### Text to read
= = =

California Vehicle Code VC 23572 – Minor Passenger: Enhanced Penalty

California Vehicle Code VC 23572 – Minor Passenger: Enhanced Penalty

23572. (a) If any person is convicted of a violation of Section 23152 and a minor under 14 years of age was a passenger in the vehicle at the time of the offense, the court shall impose the following penalties in addition to any other penalty prescribed:

  1. If the person is convicted of a violation of Section 23152 punishable under Section 23536, the punishment shall be enhanced by an imprisonment of 48 continuous hours in the county jail, whether or not probation is granted, no part of which shall be stayed.
  2. If a person is convicted of a violation of Section 23152 punishable under Section 23540, the punishment shall be enhanced by an imprisonment of 10 days in the county jail, whether or not probation is granted, no part of which may be stayed.
  3. If a person is convicted of a violation of Section 23152 punishable under Section 23546, the punishment shall be enhanced by an imprisonment of 30 days in the county jail, whether or not probation is granted, no part of which may be stayed.

= = =

### Material
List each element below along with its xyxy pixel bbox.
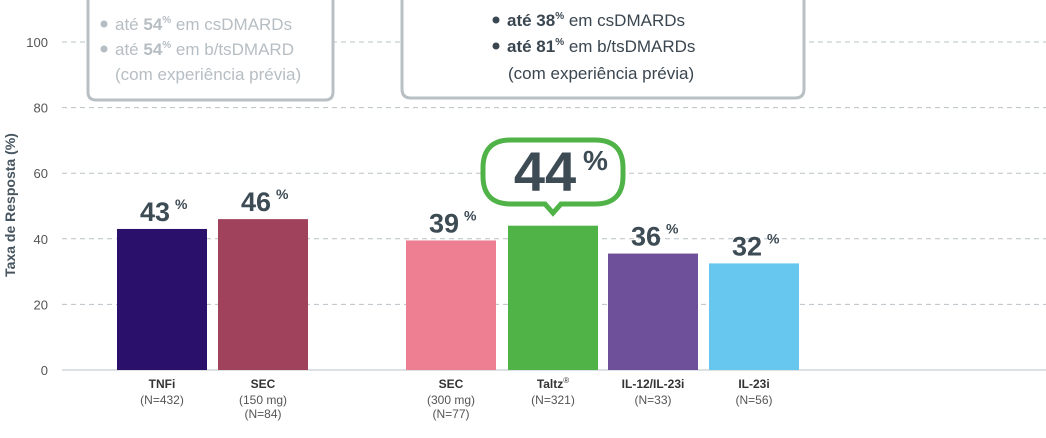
bar-value-unit: % bbox=[175, 196, 188, 212]
y-tick-label: 20 bbox=[34, 297, 48, 312]
callout-left-line2: até 54% em b/tsDMARD bbox=[115, 40, 294, 59]
x-tick-label: SEC bbox=[439, 377, 464, 391]
x-tick-label: SEC bbox=[251, 377, 276, 391]
bar-value-labels: 43% 46 %39 %44 %36 %32% bbox=[140, 137, 780, 261]
highlight-bubble bbox=[480, 137, 626, 217]
bullet-icon bbox=[492, 42, 500, 50]
x-tick-sublabel: (150 mg) bbox=[239, 393, 287, 407]
y-tick-label: 100 bbox=[26, 35, 48, 50]
callout-right-line2: até 81% em b/tsDMARDs bbox=[507, 37, 695, 56]
y-tick-label: 60 bbox=[34, 166, 48, 181]
x-tick-label: IL-12/IL-23i bbox=[622, 377, 685, 391]
x-tick-sublabel: (N=56) bbox=[735, 393, 772, 407]
y-tick-label: 80 bbox=[34, 101, 48, 116]
bar-value-unit: % bbox=[276, 186, 289, 202]
bar-il-12-il-23i bbox=[608, 253, 698, 370]
bar-sec bbox=[406, 240, 496, 370]
bullet-icon bbox=[492, 16, 500, 24]
x-tick-sublabel: (N=321) bbox=[531, 393, 575, 407]
x-tick-sublabel: (N=432) bbox=[140, 393, 184, 407]
x-tick-sublabel: (N=77) bbox=[432, 407, 469, 421]
bar-value-unit: % bbox=[767, 230, 780, 246]
x-tick-sublabel: (N=84) bbox=[244, 407, 281, 421]
bar-tnfi bbox=[117, 228, 207, 370]
x-axis-categories: TNFi(N=432)SEC(150 mg)(N=84)SEC(300 mg)(… bbox=[140, 376, 772, 421]
y-axis-label: Taxa de Resposta (%) bbox=[2, 133, 18, 277]
bar-value-label: 39 bbox=[429, 208, 459, 238]
x-tick-label: TNFi bbox=[149, 377, 176, 391]
callout-right-line3: (com experiência prévia) bbox=[508, 64, 694, 83]
callout-box-left: até 54% em csDMARDs até 54% em b/tsDMARD… bbox=[86, 0, 335, 102]
bar-value-label: 36 bbox=[631, 222, 661, 252]
y-tick-label: 40 bbox=[34, 232, 48, 247]
callout-box-right: até 38% em csDMARDs até 81% em b/tsDMARD… bbox=[400, 0, 806, 100]
y-tick-label: 0 bbox=[41, 363, 48, 378]
bar-sec bbox=[218, 219, 308, 370]
bar-value-label: 46 bbox=[241, 187, 271, 217]
callout-left-line1: até 54% em csDMARDs bbox=[115, 15, 292, 34]
bullet-icon bbox=[100, 20, 108, 28]
y-axis-ticks: 0 20 40 60 80 100 bbox=[26, 35, 48, 378]
callout-left-line3: (com experiência prévia) bbox=[115, 65, 301, 84]
bullet-icon bbox=[100, 45, 108, 53]
bar-value-unit: % bbox=[666, 221, 679, 237]
bar-value-unit: % bbox=[583, 145, 608, 176]
bar-value-label: 32 bbox=[732, 231, 762, 261]
callout-right-line1: até 38% em csDMARDs bbox=[507, 11, 685, 30]
x-tick-label: Taltz® bbox=[537, 376, 569, 391]
bars bbox=[117, 219, 799, 370]
bar-taltz bbox=[508, 225, 598, 370]
bar-value-label: 43 bbox=[140, 197, 170, 227]
x-tick-sublabel: (N=33) bbox=[634, 393, 671, 407]
x-tick-label: IL-23i bbox=[738, 377, 769, 391]
x-tick-sublabel: (300 mg) bbox=[427, 393, 475, 407]
bar-value-label: 44 bbox=[514, 140, 576, 203]
bar-il-23i bbox=[709, 263, 799, 370]
bar-value-unit: % bbox=[464, 207, 477, 223]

= = =

### Tasks to perform
A. In the records, rewrite the lines starting at the line that has "bar-value-unit: % bbox=[175, 196, 188, 212]" and ending after the line that has "bar-value-labels: 43% 46", changing "x-tick-label" to "category-label" and leaving everything else as it is.
B. Continue the text on the California Vehicle Code section about minor passengers from its last sentence.
The text on the vehicle code and the records have no connection to each other.

### The answers
A.
bar-value-unit: % bbox=[175, 196, 188, 212]
y-tick-label: 20 bbox=[34, 297, 48, 312]
callout-left-line2: até 54% em b/tsDMARD bbox=[115, 40, 294, 59]
category-label: SEC bbox=[439, 377, 464, 391]
category-label: SEC bbox=[251, 377, 276, 391]
bar-value-labels: 43% 46 %39 %44 %36 %32% bbox=[140, 137, 780, 261]

B.
  4. If a person is convicted of a violation of Section 23152 which is punished as a misdemeanor under Section 23550, the punishment shall be enhanced by an imprisonment of 90 days in the county jail, whether or not probation is granted, no part of which may be stayed.

(b) The driving of a vehicle in which a minor under 14 years of age was a passenger shall be pled and proven.

(c) No punishment enhancement shall be imposed pursuant to this section if the person is also convicted of a violation of Section 273a of the Penal Code arising out of the same facts and incident.

Added Sec. 84, Ch. 118, Stats. 1998. Effective January 1, 1999. Operative July 1, 1999.
Amended Sec. 38, Ch. 22, Stats. 1999. Effective May 26, 1999. Operative July 1 1999.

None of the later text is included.